§ **DOCUMENT PASSAGE**:
☆ ☆ ☆ ☆ ☆
In December 1999, the Securities and Exchange Commission issued Staff Accounting
Bulletin ("SAB") No. 101, "Revenue Recognition in Financial Statements,"
subsequently amended by SAB No. 101A. This statement summarizes certain staff
views in applying generally accepted accounting principles to revenue
recognition in financial statements. The SAB provides additional guidance
regarding when revenue is realized, earned and properly recognized. The SAB is
required to be adopted for the quarter ended June 30, 2000. The Company is
evaluating SAB 101 and the effect it may have on the consolidated financial
statements.
Other Matters
- -------------
Major emphasis is being devoted to continuing last year's effort of sales
expansion and transitioning out of the lower-margin products into the higher
technology, higher-margin products. However, due to market requirements, and
maintaining solid customer relationships, Company management elected to expend
Company resources to add value and begin to sell off much of the older, lower
margin products. The areas of focus lie with continuing the effort of selling
off the older product line and introducing a wider array of products that
incorporate both existing designs and new technology allowing the Company to
compete for a larger portion of cockpit panel space. Additionally, these new
designs incorporate technology that enables a higher degree of automation in the
production process, thereby increasing production efficiencies.
13
Item 7A. Quantitative and Qualitative Disclosures About Market Risk
----------------------------------------------------------
The primary market risk exposure for the Company is interest rate risk. The
Company does not currently utilize any financial instruments to manage interest
rate risk.
Interest Rate Risk
- ------------------
The Company is exposed to changes in interest rates primarily as a result of its
variable rate short-term and long-term borrowings. A hypothetical 10% increase
in the Company's weighted average interest rate would have increased the
Company's interest expense by approximately $36,000 based on the balance of
variable rate debt outstanding at January 31, 2000.
Item 8. Financial Statements and Supplementary Data.
--------------------------------------------
The consolidated financial statements and supplementary data required by Item 8
are listed in the index beginning on page 15 and are included in this Form 10-K.
Item 9. Changes in and Disagreements With Accountants on Accounting and
---------------------------------------------------------------
Financial Disclosure.
---------------------
Not applicable.
14
PART III
Item l0. Directors and Executive Officers.
☆ ☆ ☆ ☆ ☆
§ **REQUIRED TASK 1**:
In the Form 10-K excerpt, by about how much would a hypothetical 10% increase in the Company's weighted average interest rate have raised its interest expense?
§ **REQUIRED TASK 2**:
Print the Form 10-K excerpt from "Other Matters" up to and including "increasing production efficiencies.".

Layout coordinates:
☆ ☆ ☆ ☆ ☆
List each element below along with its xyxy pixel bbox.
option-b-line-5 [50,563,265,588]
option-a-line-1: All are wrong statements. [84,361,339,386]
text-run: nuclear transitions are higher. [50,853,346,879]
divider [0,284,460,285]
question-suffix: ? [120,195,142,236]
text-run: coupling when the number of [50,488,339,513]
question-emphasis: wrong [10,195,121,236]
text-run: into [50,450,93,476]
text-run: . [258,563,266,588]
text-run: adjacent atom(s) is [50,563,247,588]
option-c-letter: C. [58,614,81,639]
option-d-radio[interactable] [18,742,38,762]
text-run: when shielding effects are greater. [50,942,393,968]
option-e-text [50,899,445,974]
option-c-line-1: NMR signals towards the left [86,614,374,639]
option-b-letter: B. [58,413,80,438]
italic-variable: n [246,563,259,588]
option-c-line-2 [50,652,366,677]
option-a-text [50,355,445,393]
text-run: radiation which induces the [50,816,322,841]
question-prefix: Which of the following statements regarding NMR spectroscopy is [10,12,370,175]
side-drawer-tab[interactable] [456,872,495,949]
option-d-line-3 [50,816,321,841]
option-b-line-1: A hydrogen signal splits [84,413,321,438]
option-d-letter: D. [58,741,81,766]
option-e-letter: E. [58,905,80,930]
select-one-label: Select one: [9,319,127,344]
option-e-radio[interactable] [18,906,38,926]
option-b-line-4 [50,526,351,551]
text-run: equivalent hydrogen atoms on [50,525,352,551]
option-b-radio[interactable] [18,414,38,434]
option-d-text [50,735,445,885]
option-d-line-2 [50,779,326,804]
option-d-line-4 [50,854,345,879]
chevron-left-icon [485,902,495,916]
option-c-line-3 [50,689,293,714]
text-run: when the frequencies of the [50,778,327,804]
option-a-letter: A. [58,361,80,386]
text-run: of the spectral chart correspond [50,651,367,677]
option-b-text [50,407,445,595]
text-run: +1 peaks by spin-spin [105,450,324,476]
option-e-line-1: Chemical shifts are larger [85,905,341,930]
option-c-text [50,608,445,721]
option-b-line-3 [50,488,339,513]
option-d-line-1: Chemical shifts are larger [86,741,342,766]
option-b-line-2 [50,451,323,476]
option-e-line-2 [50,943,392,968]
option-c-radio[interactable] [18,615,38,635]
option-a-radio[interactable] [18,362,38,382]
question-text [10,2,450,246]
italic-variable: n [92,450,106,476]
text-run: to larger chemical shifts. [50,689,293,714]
☆ ☆ ☆ ☆ ☆
§ **RESULT 1**:
Approximately $36,000.

§ **RESULT 2**:
Other Matters
- -------------
Major emphasis is being devoted to continuing last year's effort of sales
expansion and transitioning out of the lower-margin products into the higher
technology, higher-margin products. However, due to market requirements, and
maintaining solid customer relationships, Company management elected to expend
Company resources to add value and begin to sell off much of the older, lower
margin products. The areas of focus lie with continuing the effort of selling
off the older product line and introducing a wider array of products that
incorporate both existing designs and new technology allowing the Company to
compete for a larger portion of cockpit panel space. Additionally, these new
designs incorporate technology that enables a higher degree of automation in the
production process, thereby increasing production efficiencies.